*Extracted material*.
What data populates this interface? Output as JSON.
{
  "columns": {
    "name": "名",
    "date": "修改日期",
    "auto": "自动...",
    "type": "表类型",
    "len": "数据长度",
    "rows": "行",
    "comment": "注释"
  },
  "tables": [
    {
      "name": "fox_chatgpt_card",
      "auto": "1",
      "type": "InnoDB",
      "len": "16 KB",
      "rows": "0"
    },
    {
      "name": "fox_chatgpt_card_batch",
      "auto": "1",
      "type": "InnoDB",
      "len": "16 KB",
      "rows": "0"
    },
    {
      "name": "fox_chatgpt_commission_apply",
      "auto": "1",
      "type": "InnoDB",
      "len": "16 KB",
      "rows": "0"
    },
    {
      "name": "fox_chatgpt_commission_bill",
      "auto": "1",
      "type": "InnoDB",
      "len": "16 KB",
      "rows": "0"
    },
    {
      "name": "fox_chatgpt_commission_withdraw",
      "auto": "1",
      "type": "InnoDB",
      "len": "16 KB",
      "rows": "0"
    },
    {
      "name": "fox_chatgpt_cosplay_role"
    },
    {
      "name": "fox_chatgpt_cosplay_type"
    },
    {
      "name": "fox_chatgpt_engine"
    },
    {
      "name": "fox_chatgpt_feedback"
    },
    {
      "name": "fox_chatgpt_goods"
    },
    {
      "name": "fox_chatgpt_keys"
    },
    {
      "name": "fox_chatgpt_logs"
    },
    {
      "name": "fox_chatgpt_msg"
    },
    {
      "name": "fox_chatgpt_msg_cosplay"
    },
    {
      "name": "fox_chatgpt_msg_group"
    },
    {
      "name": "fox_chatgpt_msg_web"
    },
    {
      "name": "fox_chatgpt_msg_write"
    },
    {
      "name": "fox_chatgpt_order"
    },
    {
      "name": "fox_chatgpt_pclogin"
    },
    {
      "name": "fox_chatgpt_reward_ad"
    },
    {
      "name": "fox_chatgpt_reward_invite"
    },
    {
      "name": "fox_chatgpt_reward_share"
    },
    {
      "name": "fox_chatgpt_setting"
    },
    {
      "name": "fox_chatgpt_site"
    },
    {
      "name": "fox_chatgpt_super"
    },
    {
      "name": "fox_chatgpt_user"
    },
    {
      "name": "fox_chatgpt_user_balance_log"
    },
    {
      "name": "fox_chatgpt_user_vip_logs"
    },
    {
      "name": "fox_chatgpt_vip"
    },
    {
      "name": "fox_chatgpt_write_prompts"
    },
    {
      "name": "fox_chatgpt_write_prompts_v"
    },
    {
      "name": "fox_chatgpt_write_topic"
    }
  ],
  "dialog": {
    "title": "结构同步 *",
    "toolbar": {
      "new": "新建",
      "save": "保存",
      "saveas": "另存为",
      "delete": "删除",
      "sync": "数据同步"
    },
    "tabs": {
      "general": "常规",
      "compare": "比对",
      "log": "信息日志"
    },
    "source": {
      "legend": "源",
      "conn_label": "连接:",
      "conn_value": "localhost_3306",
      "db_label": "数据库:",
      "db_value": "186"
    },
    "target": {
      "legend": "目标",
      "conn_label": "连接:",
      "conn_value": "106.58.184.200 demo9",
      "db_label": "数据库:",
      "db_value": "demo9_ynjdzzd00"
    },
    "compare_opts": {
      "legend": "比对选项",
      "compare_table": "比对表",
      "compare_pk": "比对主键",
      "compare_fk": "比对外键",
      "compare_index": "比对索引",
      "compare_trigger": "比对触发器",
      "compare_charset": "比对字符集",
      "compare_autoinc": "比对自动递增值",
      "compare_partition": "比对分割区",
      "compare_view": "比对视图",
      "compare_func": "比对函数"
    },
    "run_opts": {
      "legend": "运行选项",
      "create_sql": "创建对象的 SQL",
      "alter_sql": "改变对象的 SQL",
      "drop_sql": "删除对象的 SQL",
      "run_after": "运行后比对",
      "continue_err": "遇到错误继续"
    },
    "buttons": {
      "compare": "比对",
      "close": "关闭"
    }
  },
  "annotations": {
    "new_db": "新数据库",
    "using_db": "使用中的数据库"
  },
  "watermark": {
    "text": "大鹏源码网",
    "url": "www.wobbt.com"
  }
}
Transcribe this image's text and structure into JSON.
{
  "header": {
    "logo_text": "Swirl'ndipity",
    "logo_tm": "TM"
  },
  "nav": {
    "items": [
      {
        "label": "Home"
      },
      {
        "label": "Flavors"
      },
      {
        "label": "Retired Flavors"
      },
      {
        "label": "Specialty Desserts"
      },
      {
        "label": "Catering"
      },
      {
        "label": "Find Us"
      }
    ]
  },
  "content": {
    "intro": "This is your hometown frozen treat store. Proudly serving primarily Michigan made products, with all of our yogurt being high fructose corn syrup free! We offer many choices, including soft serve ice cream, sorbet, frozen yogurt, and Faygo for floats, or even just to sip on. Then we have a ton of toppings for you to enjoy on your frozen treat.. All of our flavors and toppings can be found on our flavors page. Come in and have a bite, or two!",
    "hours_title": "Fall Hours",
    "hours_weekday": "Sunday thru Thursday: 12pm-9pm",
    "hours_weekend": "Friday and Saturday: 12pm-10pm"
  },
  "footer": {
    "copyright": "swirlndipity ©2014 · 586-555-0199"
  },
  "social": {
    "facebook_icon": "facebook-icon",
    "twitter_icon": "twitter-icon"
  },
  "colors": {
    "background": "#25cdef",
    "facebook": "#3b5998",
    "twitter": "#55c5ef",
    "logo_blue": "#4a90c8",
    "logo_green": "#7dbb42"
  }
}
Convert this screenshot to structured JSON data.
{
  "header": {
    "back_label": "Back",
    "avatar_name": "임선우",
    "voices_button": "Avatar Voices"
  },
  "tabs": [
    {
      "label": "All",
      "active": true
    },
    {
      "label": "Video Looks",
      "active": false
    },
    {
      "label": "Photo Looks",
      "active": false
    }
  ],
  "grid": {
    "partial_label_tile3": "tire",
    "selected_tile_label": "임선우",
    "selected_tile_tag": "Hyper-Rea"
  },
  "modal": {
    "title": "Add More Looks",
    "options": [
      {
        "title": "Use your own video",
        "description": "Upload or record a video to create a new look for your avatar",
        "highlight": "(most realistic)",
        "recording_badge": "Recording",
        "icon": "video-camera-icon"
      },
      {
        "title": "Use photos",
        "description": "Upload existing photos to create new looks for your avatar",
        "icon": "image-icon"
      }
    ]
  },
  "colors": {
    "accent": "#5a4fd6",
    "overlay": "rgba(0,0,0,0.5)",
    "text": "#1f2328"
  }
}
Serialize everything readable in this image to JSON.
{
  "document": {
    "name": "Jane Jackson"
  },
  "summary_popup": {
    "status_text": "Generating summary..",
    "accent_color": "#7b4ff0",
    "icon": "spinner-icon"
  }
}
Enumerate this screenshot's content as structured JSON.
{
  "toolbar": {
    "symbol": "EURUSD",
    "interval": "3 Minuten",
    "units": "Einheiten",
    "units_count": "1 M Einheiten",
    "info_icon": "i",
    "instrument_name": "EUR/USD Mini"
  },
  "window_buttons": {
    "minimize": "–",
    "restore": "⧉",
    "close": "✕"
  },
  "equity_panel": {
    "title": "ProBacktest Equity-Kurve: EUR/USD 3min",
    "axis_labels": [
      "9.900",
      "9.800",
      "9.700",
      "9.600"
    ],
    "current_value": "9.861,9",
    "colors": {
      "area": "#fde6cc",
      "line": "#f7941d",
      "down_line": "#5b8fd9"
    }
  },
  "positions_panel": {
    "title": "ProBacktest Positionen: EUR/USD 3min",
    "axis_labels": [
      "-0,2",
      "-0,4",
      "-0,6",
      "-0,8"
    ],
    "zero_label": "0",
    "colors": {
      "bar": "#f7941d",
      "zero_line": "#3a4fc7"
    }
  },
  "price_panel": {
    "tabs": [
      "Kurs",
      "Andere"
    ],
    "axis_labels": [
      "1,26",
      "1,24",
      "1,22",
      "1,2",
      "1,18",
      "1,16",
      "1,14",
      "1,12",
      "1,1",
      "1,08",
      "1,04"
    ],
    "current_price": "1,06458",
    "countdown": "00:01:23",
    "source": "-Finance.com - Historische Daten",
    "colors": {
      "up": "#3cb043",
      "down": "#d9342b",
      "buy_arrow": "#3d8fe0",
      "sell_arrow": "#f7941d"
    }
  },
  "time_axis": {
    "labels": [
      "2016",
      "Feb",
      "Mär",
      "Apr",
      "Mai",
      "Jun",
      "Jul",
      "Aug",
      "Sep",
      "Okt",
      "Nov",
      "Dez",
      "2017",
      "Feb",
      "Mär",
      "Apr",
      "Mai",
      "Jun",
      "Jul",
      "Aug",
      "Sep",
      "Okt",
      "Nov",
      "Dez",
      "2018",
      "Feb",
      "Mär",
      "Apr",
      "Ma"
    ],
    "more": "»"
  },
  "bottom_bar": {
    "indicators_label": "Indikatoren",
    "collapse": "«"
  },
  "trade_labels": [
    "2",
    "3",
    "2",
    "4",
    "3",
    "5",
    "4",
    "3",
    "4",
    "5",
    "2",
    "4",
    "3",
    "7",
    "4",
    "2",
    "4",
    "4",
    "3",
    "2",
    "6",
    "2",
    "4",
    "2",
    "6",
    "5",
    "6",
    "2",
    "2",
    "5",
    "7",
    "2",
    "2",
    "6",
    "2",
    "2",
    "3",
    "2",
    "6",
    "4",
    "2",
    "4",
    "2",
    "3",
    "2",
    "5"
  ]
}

*Problem requirements*. Find and count the lines of the data that include the string "twitter", and report that figure by itself.

*Solution to this problem*. 2